▶ **What needs to be done**
The data below must be copied in full and without any change.

Stored data:
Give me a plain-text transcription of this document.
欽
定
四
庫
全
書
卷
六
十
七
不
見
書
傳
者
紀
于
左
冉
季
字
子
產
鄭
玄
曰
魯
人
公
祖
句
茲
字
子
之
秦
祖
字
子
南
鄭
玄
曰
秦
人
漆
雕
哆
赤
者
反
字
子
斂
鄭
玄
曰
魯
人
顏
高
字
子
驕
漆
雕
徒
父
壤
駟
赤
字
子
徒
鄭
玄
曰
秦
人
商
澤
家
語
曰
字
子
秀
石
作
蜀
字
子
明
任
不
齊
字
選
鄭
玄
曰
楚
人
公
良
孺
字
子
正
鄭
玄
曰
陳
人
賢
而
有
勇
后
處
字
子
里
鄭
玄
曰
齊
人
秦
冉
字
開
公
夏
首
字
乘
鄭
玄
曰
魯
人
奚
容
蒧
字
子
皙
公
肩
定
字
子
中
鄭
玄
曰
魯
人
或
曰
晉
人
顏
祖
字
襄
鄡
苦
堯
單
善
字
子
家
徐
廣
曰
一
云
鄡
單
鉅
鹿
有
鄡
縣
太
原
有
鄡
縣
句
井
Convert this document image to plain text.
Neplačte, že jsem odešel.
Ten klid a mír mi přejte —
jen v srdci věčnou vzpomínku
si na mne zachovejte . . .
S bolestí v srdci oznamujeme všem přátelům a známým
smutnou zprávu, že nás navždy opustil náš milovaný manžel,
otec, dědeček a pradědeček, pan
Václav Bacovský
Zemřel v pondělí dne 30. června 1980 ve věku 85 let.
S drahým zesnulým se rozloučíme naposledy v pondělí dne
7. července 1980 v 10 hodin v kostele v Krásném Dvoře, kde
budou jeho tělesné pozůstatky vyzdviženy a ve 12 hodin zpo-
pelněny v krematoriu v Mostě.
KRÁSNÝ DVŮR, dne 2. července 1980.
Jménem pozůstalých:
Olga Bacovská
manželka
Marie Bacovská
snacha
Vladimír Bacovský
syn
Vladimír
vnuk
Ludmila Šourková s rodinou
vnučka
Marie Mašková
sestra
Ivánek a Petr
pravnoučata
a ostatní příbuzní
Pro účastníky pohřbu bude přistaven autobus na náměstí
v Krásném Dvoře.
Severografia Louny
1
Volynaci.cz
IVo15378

▶ **Response to the task**
Give me a plain-text transcription of this document.
欽
定
四
庫
全
書
卷
六
十
七
不
見
書
傳
者
紀
于
左
冉
季
字
子
產
鄭
玄
曰
魯
人
公
祖
句
茲
字
子
之
秦
祖
字
子
南
鄭
玄
曰
秦
人
漆
雕
哆
赤
者
反
字
子
斂
鄭
玄
曰
魯
人
顏
高
字
子
驕
漆
雕
徒
父
壤
駟
赤
字
子
徒
鄭
玄
曰
秦
人
商
澤
家
語
曰
字
子
秀
石
作
蜀
字
子
明
任
不
齊
字
選
鄭
玄
曰
楚
人
公
良
孺
字
子
正
鄭
玄
曰
陳
人
賢
而
有
勇
后
處
字
子
里
鄭
玄
曰
齊
人
秦
冉
字
開
公
夏
首
字
乘
鄭
玄
曰
魯
人
奚
容
蒧
字
子
皙
公
肩
定
字
子
中
鄭
玄
曰
魯
人
或
曰
晉
人
顏
祖
字
襄
鄡
苦
堯
單
善
字
子
家
徐
廣
曰
一
云
鄡
單
鉅
鹿
有
鄡
縣
太
原
有
鄡
縣
句
井
Convert this document image to plain text.
Neplačte, že jsem odešel.
Ten klid a mír mi přejte —
jen v srdci věčnou vzpomínku
si na mne zachovejte . . .
S bolestí v srdci oznamujeme všem přátelům a známým
smutnou zprávu, že nás navždy opustil náš milovaný manžel,
otec, dědeček a pradědeček, pan
Václav Bacovský
Zemřel v pondělí dne 30. června 1980 ve věku 85 let.
S drahým zesnulým se rozloučíme naposledy v pondělí dne
7. července 1980 v 10 hodin v kostele v Krásném Dvoře, kde
budou jeho tělesné pozůstatky vyzdviženy a ve 12 hodin zpo-
pelněny v krematoriu v Mostě.
KRÁSNÝ DVŮR, dne 2. července 1980.
Jménem pozůstalých:
Olga Bacovská
manželka
Marie Bacovská
snacha
Vladimír Bacovský
syn
Vladimír
vnuk
Ludmila Šourková s rodinou
vnučka
Marie Mašková
sestra
Ivánek a Petr
pravnoučata
a ostatní příbuzní
Pro účastníky pohřbu bude přistaven autobus na náměstí
v Krásném Dvoře.
Severografia Louny
1
Volynaci.cz
IVo15378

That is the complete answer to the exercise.